# INSTRUCTION
Give the material again in full, matching it exactly.

# DATA IN THIS EXERCISE
________________

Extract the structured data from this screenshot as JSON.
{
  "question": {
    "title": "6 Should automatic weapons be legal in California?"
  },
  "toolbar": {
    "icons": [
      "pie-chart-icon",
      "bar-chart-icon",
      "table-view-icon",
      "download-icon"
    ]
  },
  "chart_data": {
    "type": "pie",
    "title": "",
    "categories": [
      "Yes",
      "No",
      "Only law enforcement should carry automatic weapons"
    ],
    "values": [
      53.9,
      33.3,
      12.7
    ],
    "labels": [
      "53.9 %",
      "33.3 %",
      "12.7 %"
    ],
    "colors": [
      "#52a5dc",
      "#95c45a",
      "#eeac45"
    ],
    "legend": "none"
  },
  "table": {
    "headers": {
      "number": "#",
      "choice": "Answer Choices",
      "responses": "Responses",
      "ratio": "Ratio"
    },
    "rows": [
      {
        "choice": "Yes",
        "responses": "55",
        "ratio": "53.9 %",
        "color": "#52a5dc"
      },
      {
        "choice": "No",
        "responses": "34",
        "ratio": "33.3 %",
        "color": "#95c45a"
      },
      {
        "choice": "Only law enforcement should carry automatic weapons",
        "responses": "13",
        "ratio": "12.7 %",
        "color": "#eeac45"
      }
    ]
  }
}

________________

# FINAL RESULT
Extract the structured data from this screenshot as JSON.
{
  "question": {
    "title": "6 Should automatic weapons be legal in California?"
  },
  "toolbar": {
    "icons": [
      "pie-chart-icon",
      "bar-chart-icon",
      "table-view-icon",
      "download-icon"
    ]
  },
  "chart_data": {
    "type": "pie",
    "title": "",
    "categories": [
      "Yes",
      "No",
      "Only law enforcement should carry automatic weapons"
    ],
    "values": [
      53.9,
      33.3,
      12.7
    ],
    "labels": [
      "53.9 %",
      "33.3 %",
      "12.7 %"
    ],
    "colors": [
      "#52a5dc",
      "#95c45a",
      "#eeac45"
    ],
    "legend": "none"
  },
  "table": {
    "headers": {
      "number": "#",
      "choice": "Answer Choices",
      "responses": "Responses",
      "ratio": "Ratio"
    },
    "rows": [
      {
        "choice": "Yes",
        "responses": "55",
        "ratio": "53.9 %",
        "color": "#52a5dc"
      },
      {
        "choice": "No",
        "responses": "34",
        "ratio": "33.3 %",
        "color": "#95c45a"
      },
      {
        "choice": "Only law enforcement should carry automatic weapons",
        "responses": "13",
        "ratio": "12.7 %",
        "color": "#eeac45"
      }
    ]
  }
}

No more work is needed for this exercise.